#### PROVIDED MATERIAL ####
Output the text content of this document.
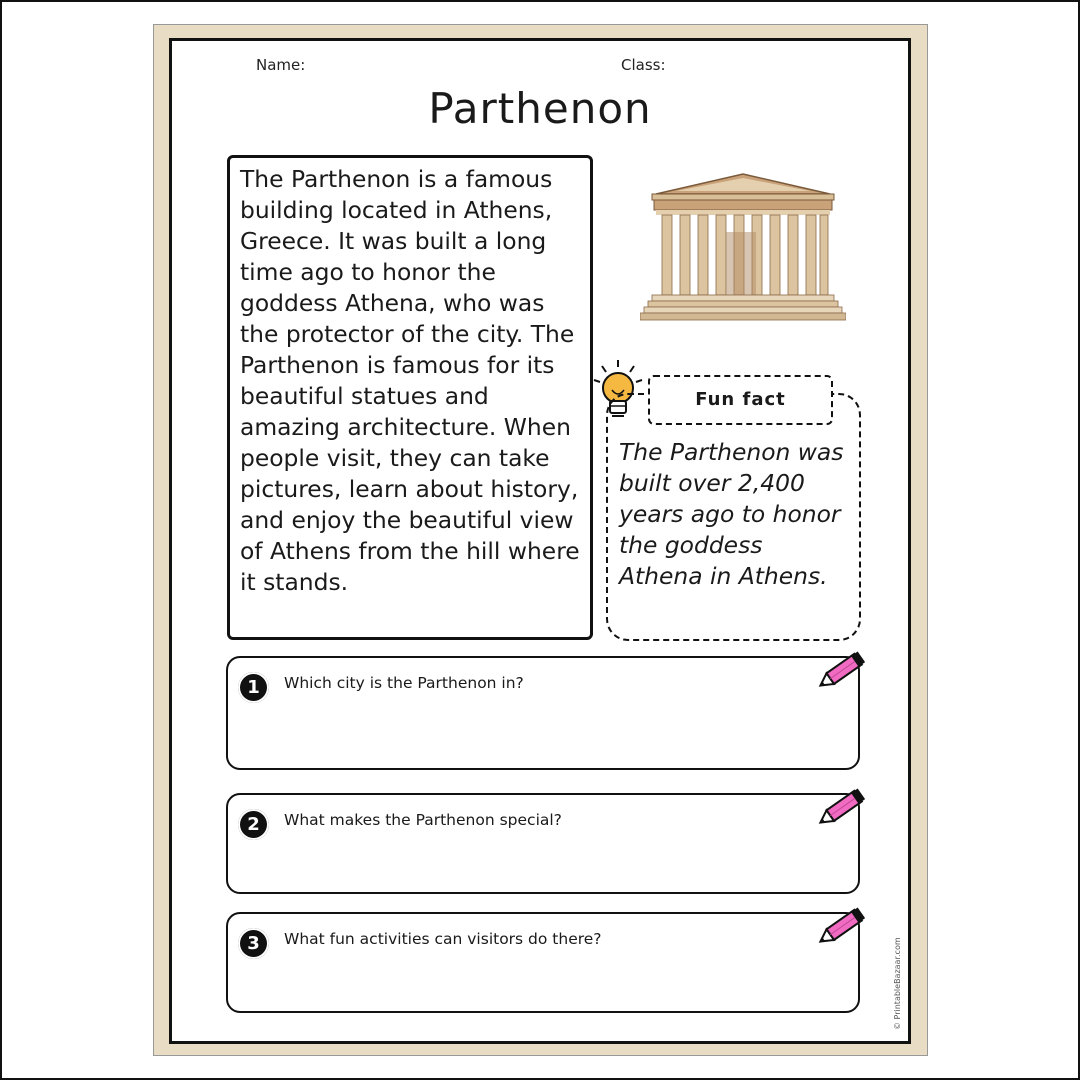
Name:	Class:
Parthenon

The Parthenon is a famous building located in Athens, Greece. It was built a long time ago to honor the goddess Athena, who was the protector of the city. The Parthenon is famous for its beautiful statues and amazing architecture. When people visit, they can take pictures, learn about history, and enjoy the beautiful view of Athens from the hill where it stands.

The Parthenon was built over 2,400 years ago to honor the goddess Athena in Athens.

Fun fact
1	Which city is the Parthenon in?
2	What makes the Parthenon special?
3	What fun activities can visitors do there?	© PrintableBazaar.com
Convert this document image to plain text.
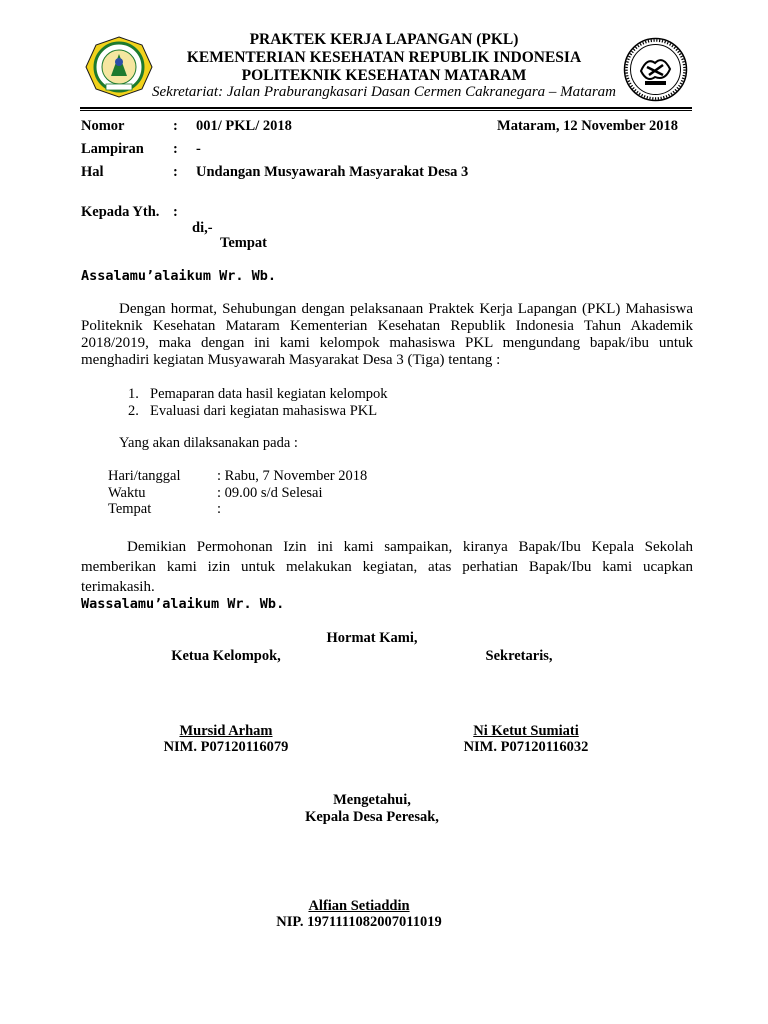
PRAKTEK KERJA LAPANGAN (PKL)
KEMENTERIAN KESEHATAN REPUBLIK INDONESIA
POLITEKNIK KESEHATAN MATARAM
Sekretariat: Jalan Praburangkasari Dasan Cermen Cakranegara – Mataram
Nomor	: 001/ PKL/ 2018	Mataram, 12 November 2018
Lampiran : -
Hal	: Undangan Musyawarah Masyarakat Desa 3
Kepada Yth. :
di,-
Tempat
Assalamu’alaikum Wr. Wb.
Dengan hormat, Sehubungan dengan pelaksanaan Praktek Kerja Lapangan (PKL) Mahasiswa
Politeknik Kesehatan Mataram Kementerian Kesehatan Republik Indonesia Tahun Akademik
2018/2019, maka dengan ini kami kelompok mahasiswa PKL mengundang bapak/ibu untuk
menghadiri kegiatan Musyawarah Masyarakat Desa 3 (Tiga) tentang :
1. Pemaparan data hasil kegiatan kelompok
2. Evaluasi dari kegiatan mahasiswa PKL
Yang akan dilaksanakan pada :
Hari/tanggal	: Rabu, 7 November 2018
Waktu	: 09.00 s/d Selesai
Tempat	:
Demikian Permohonan Izin ini kami sampaikan, kiranya Bapak/Ibu Kepala Sekolah
memberikan kami izin untuk melakukan kegiatan, atas perhatian Bapak/Ibu kami ucapkan
terimakasih.
Wassalamu’alaikum Wr. Wb.
Hormat Kami,
Ketua Kelompok,	Sekretaris,
Mursid Arham
NIM. P07120116079
Ni Ketut Sumiati
NIM. P07120116032
Mengetahui,
Kepala Desa Peresak,
Alfian Setiaddin
NIP. 1971111082007011019
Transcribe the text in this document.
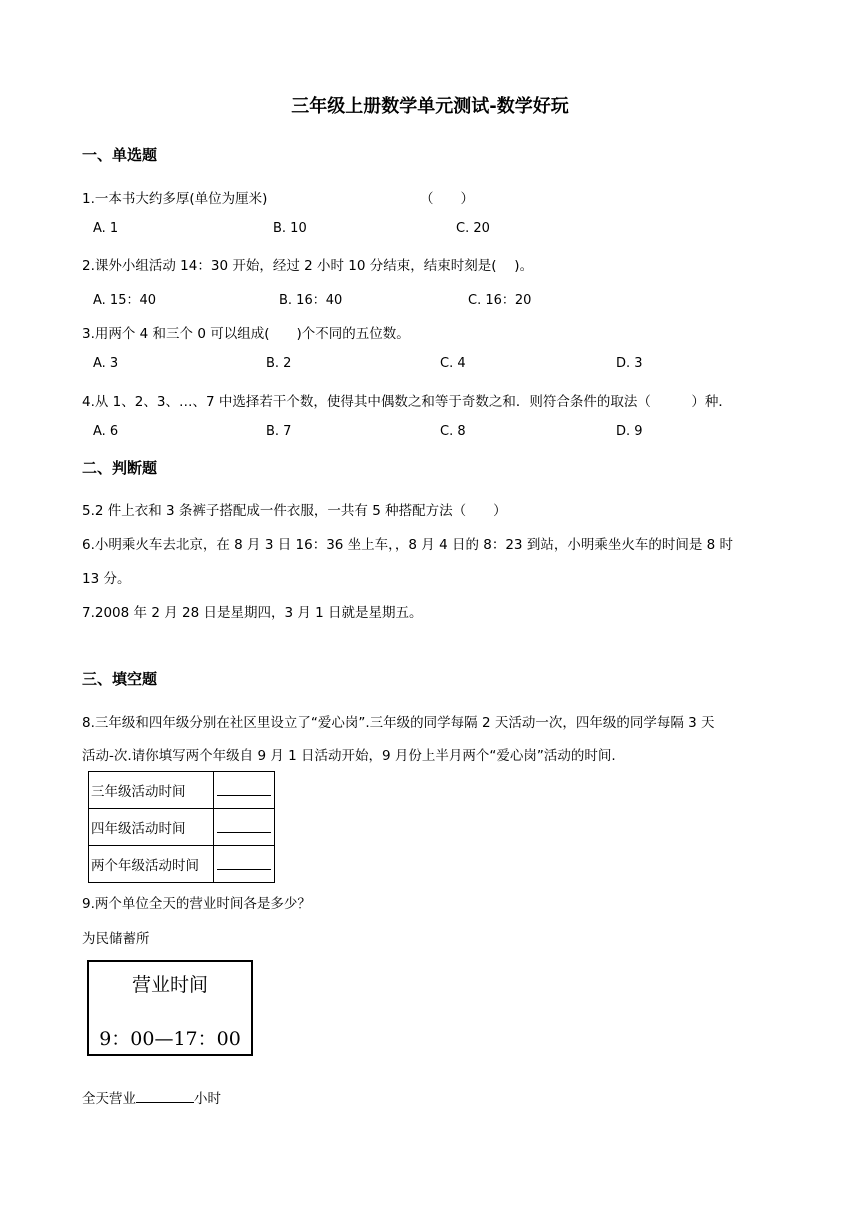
三年级上册数学单元测试-数学好玩
一、单选题
1.一本书大约多厚(单位为厘米)	（　　）
A. 1	B. 10	C. 20
2.课外小组活动 14：30 开始，经过 2 小时 10 分结束，结束时刻是(　 )。
A. 15：40	B. 16：40	C. 16：20
3.用两个 4 和三个 0 可以组成(　　)个不同的五位数。
A. 3	B. 2	C. 4	D. 3
4.从 1、2、3、…、7 中选择若干个数，使得其中偶数之和等于奇数之和．则符合条件的取法（　　　）种．
A. 6	B. 7	C. 8	D. 9
二、判断题
5.2 件上衣和 3 条裤子搭配成一件衣服，一共有 5 种搭配方法（　　）
6.小明乘火车去北京，在 8 月 3 日 16：36 坐上车，，8 月 4 日的 8：23 到站，小明乘坐火车的时间是 8 时
13 分。
7.2008 年 2 月 28 日是星期四，3 月 1 日就是星期五。
三、填空题
8.三年级和四年级分别在社区里设立了“爱心岗”.三年级的同学每隔 2 天活动一次，四年级的同学每隔 3 天
活动-次.请你填写两个年级自 9 月 1 日活动开始，9 月份上半月两个“爱心岗”活动的时间.
三年级活动时间	
四年级活动时间	
两个年级活动时间	
9.两个单位全天的营业时间各是多少？
为民储蓄所
营业时间
9：00—17：00
全天营业	小时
####
Copy out all of the material exactly as written, without its pictures.

Output the text content of this document.
Name:	Class:
Parthenon

The Parthenon is a famous building located in Athens, Greece. It was built a long time ago to honor the goddess Athena, who was the protector of the city. The Parthenon is famous for its beautiful statues and amazing architecture. When people visit, they can take pictures, learn about history, and enjoy the beautiful view of Athens from the hill where it stands.

The Parthenon was built over 2,400 years ago to honor the goddess Athena in Athens.

Fun fact
1	Which city is the Parthenon in?
2	What makes the Parthenon special?
3	What fun activities can visitors do there?	© PrintableBazaar.com
Convert this document image to plain text.
PRAKTEK KERJA LAPANGAN (PKL)
KEMENTERIAN KESEHATAN REPUBLIK INDONESIA
POLITEKNIK KESEHATAN MATARAM
Sekretariat: Jalan Praburangkasari Dasan Cermen Cakranegara – Mataram
Nomor	: 001/ PKL/ 2018	Mataram, 12 November 2018
Lampiran : -
Hal	: Undangan Musyawarah Masyarakat Desa 3
Kepada Yth. :
di,-
Tempat
Assalamu’alaikum Wr. Wb.
Dengan hormat, Sehubungan dengan pelaksanaan Praktek Kerja Lapangan (PKL) Mahasiswa
Politeknik Kesehatan Mataram Kementerian Kesehatan Republik Indonesia Tahun Akademik
2018/2019, maka dengan ini kami kelompok mahasiswa PKL mengundang bapak/ibu untuk
menghadiri kegiatan Musyawarah Masyarakat Desa 3 (Tiga) tentang :
1. Pemaparan data hasil kegiatan kelompok
2. Evaluasi dari kegiatan mahasiswa PKL
Yang akan dilaksanakan pada :
Hari/tanggal	: Rabu, 7 November 2018
Waktu	: 09.00 s/d Selesai
Tempat	:
Demikian Permohonan Izin ini kami sampaikan, kiranya Bapak/Ibu Kepala Sekolah
memberikan kami izin untuk melakukan kegiatan, atas perhatian Bapak/Ibu kami ucapkan
terimakasih.
Wassalamu’alaikum Wr. Wb.
Hormat Kami,
Ketua Kelompok,	Sekretaris,
Mursid Arham
NIM. P07120116079
Ni Ketut Sumiati
NIM. P07120116032
Mengetahui,
Kepala Desa Peresak,
Alfian Setiaddin
NIP. 1971111082007011019
Transcribe the text in this document.
三年级上册数学单元测试-数学好玩
一、单选题
1.一本书大约多厚(单位为厘米)	（　　）
A. 1	B. 10	C. 20
2.课外小组活动 14：30 开始，经过 2 小时 10 分结束，结束时刻是(　 )。
A. 15：40	B. 16：40	C. 16：20
3.用两个 4 和三个 0 可以组成(　　)个不同的五位数。
A. 3	B. 2	C. 4	D. 3
4.从 1、2、3、…、7 中选择若干个数，使得其中偶数之和等于奇数之和．则符合条件的取法（　　　）种．
A. 6	B. 7	C. 8	D. 9
二、判断题
5.2 件上衣和 3 条裤子搭配成一件衣服，一共有 5 种搭配方法（　　）
6.小明乘火车去北京，在 8 月 3 日 16：36 坐上车，，8 月 4 日的 8：23 到站，小明乘坐火车的时间是 8 时
13 分。
7.2008 年 2 月 28 日是星期四，3 月 1 日就是星期五。
三、填空题
8.三年级和四年级分别在社区里设立了“爱心岗”.三年级的同学每隔 2 天活动一次，四年级的同学每隔 3 天
活动-次.请你填写两个年级自 9 月 1 日活动开始，9 月份上半月两个“爱心岗”活动的时间.
三年级活动时间	
四年级活动时间	
两个年级活动时间	
9.两个单位全天的营业时间各是多少？
为民储蓄所
营业时间
9：00—17：00
全天营业	小时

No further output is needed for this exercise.